** Supplied text **
--- BEGIN ---
Referring again to FIG. 2, when the ignition switch 22 is closed, a line 154, appearing at the top of F IG. 2, is energized from the positive terminal 16 of the electric storage battery 10 through the ignition switch 22, a limiting resistor 156, a lead 158 and a lead 160. A Zener diode 161 is connected to line 158 and it has a reverse breakdown voltage of slightly less than half the terminal voltage of the source of electrical energy 10. It serves, therefore, to regulate the voltage on line 154 at slightly less than half the terminal voltage of the source 10. As shown, the primary winding 18 of the ignition coil 20 is connected to the source of electrical energy 10 through ignition switch 22, and lead 162 having a ballast resistor 163 positioned therein.

The inverter 79 comprises a transistor 164 and a resistor 166 connected at one terminal to the collector 168 of the transistor 164. The emitter 170 of transistor 164. is connected to ground, as shown, while the base is connected to the resistor 144 of the input filter 76.

The OR gate 84 comprises a transistor 172, a first resistor 174 and a second resistor 176. The emitter 178 of transistor 172 is connected directly to the line 154 while the base 180 thereof is connected to a junction 182 positioned between resistor 174 and the resistor 166 of the inverter 79.
--- END ---
** What this exercise asks **
**1)** Please decide whether each statement agrees with the ignition circuit passage, answering yes or no and quoting the passage's deciding words. (a) The Zener diode 161 has a reverse breakdown voltage slightly above half the terminal voltage of the source. (b) The emitter 178 of transistor 172 is connected directly to line 154. (c) The ballast resistor 163 sits in lead 158.
**2)** Duplicate the ignition circuit passage from "The OR gate" up to and including "the inverter 79.".

** Given material **
--- BEGIN ---
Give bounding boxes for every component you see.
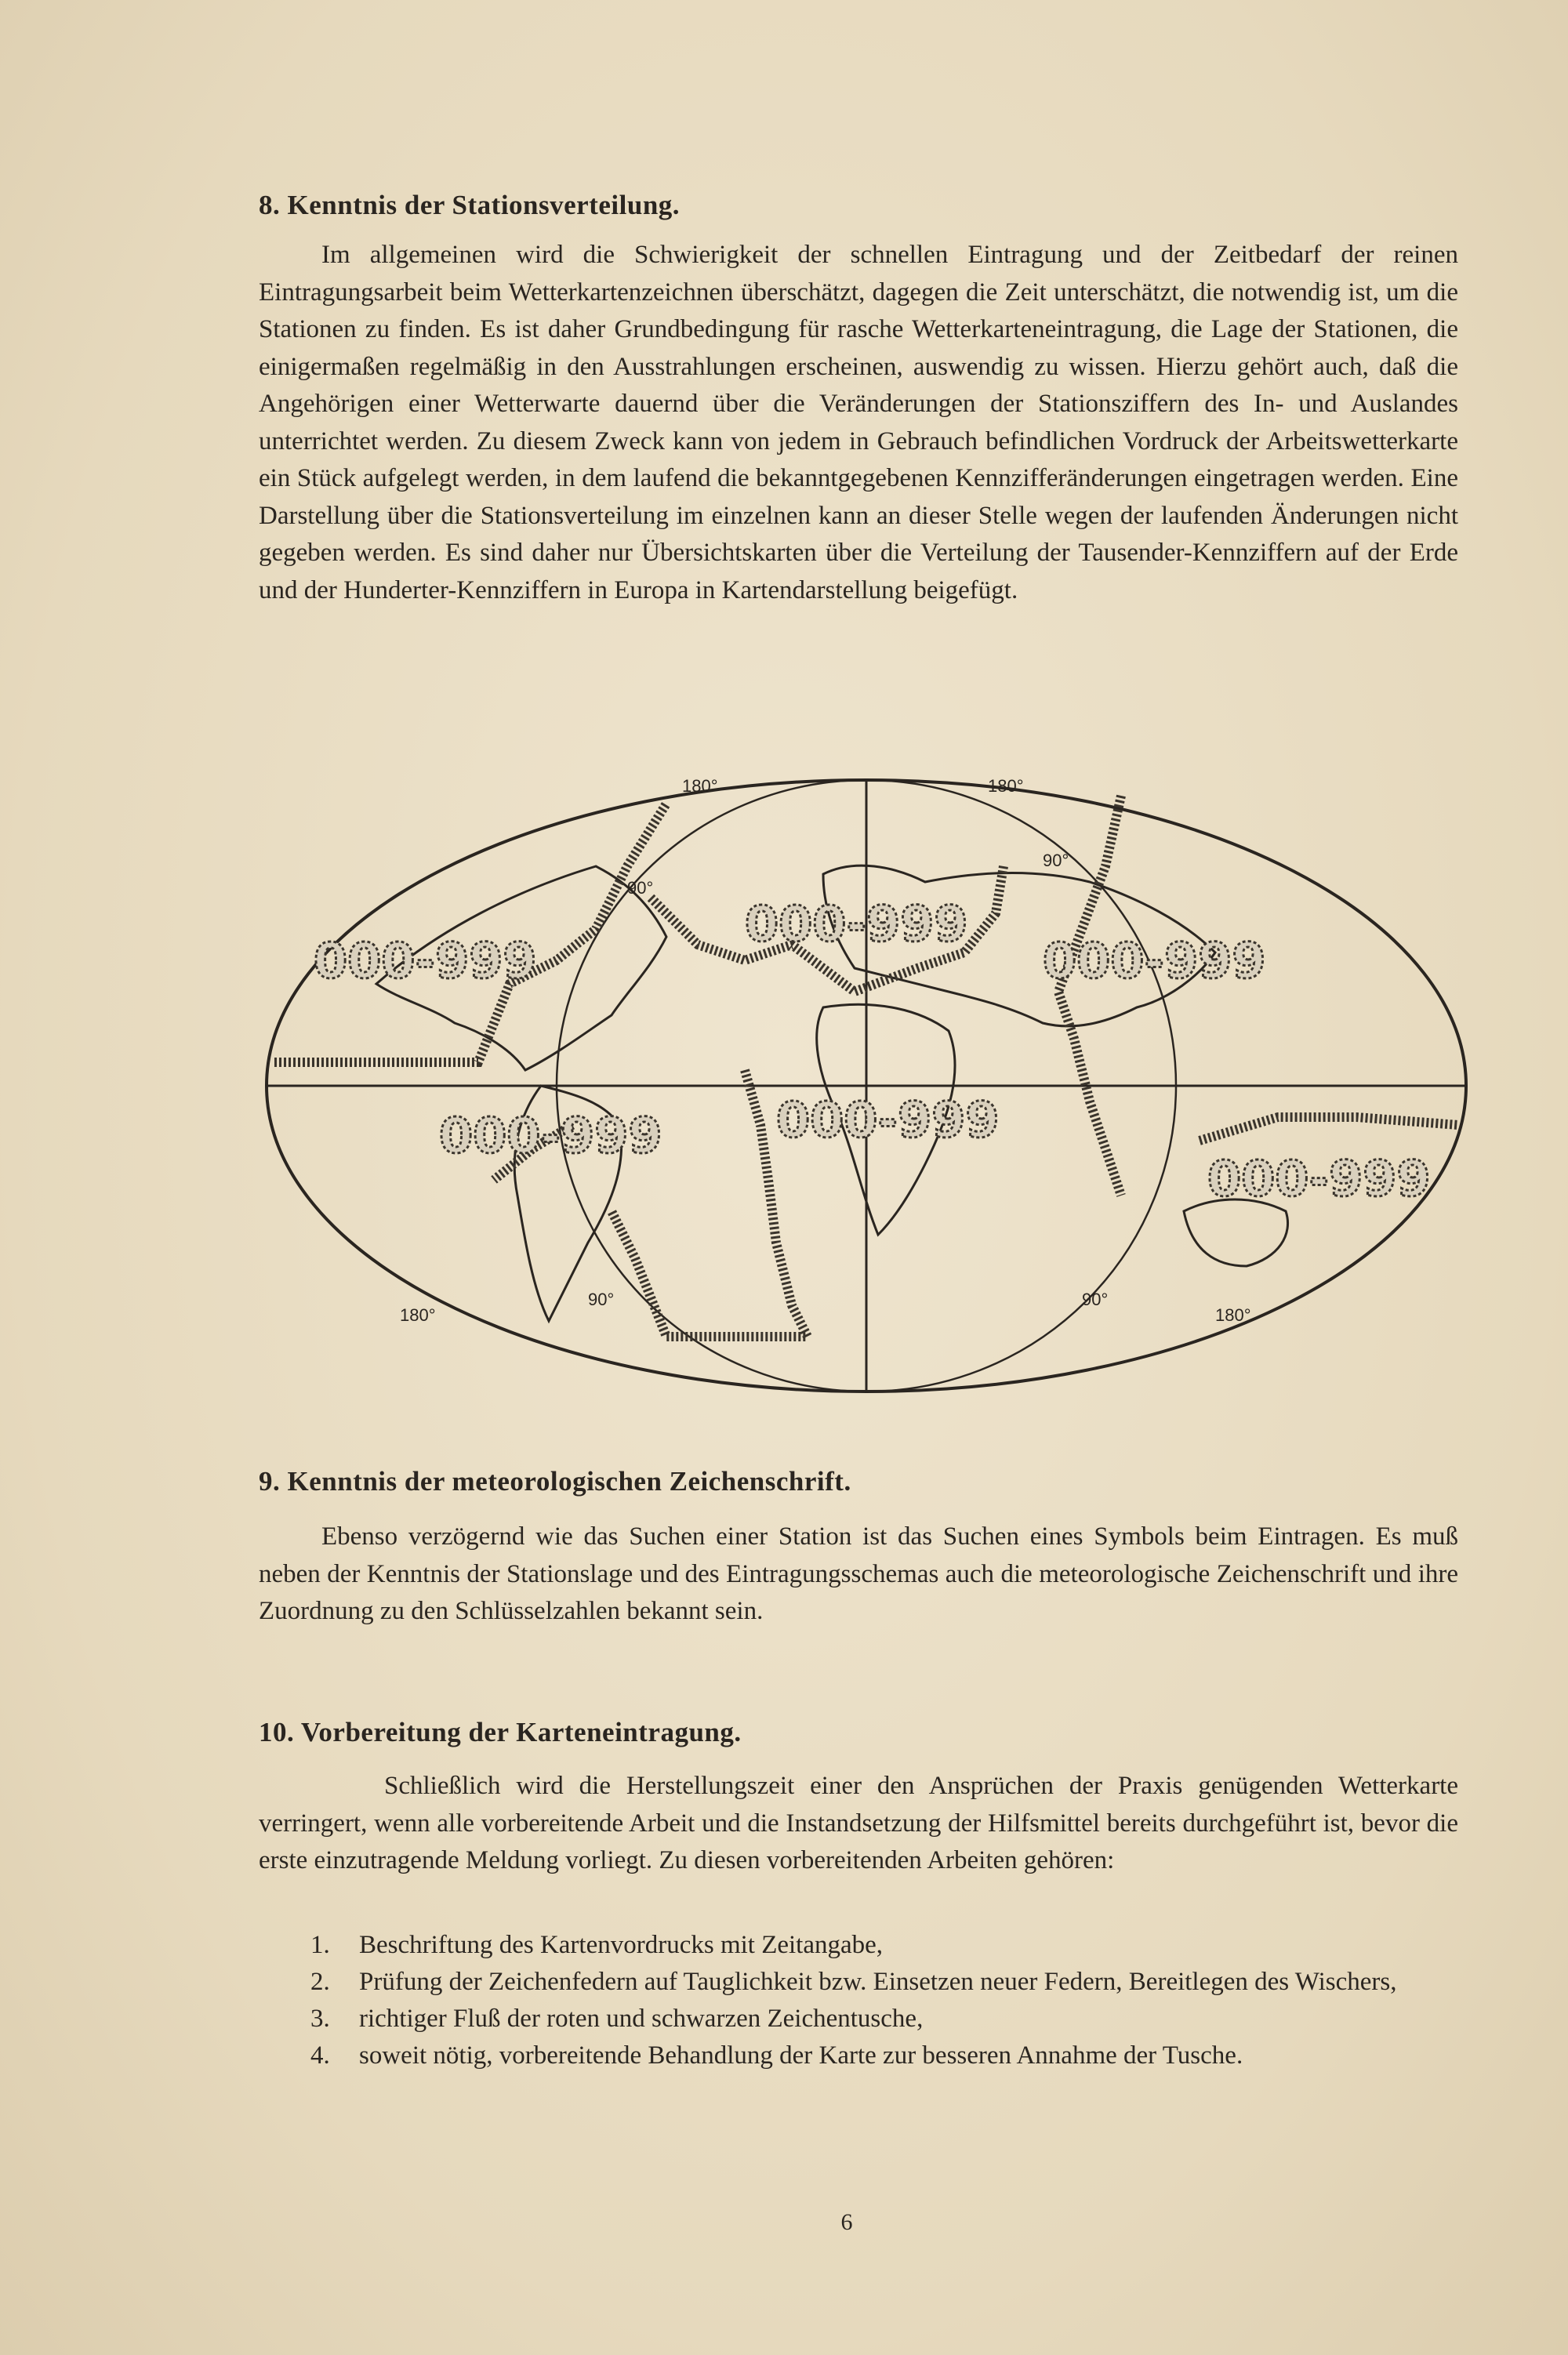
--- END ---
** Answers for the exercise **
**1)**
(a) No: "it has a reverse breakdown voltage of slightly less than half the terminal voltage of the source of electrical energy 10"
(b) Yes: "The emitter 178 of transistor 172 is connected directly to the line 154"
(c) No: "lead 162 having a ballast resistor 163 positioned therein"

**2)**
The OR gate 84 comprises a transistor 172, a first resistor 174 and a second resistor 176. The emitter 178 of transistor 172 is connected directly to the line 154 while the base 180 thereof is connected to a junction 182 positioned between resistor 174 and the resistor 166 of the inverter 79.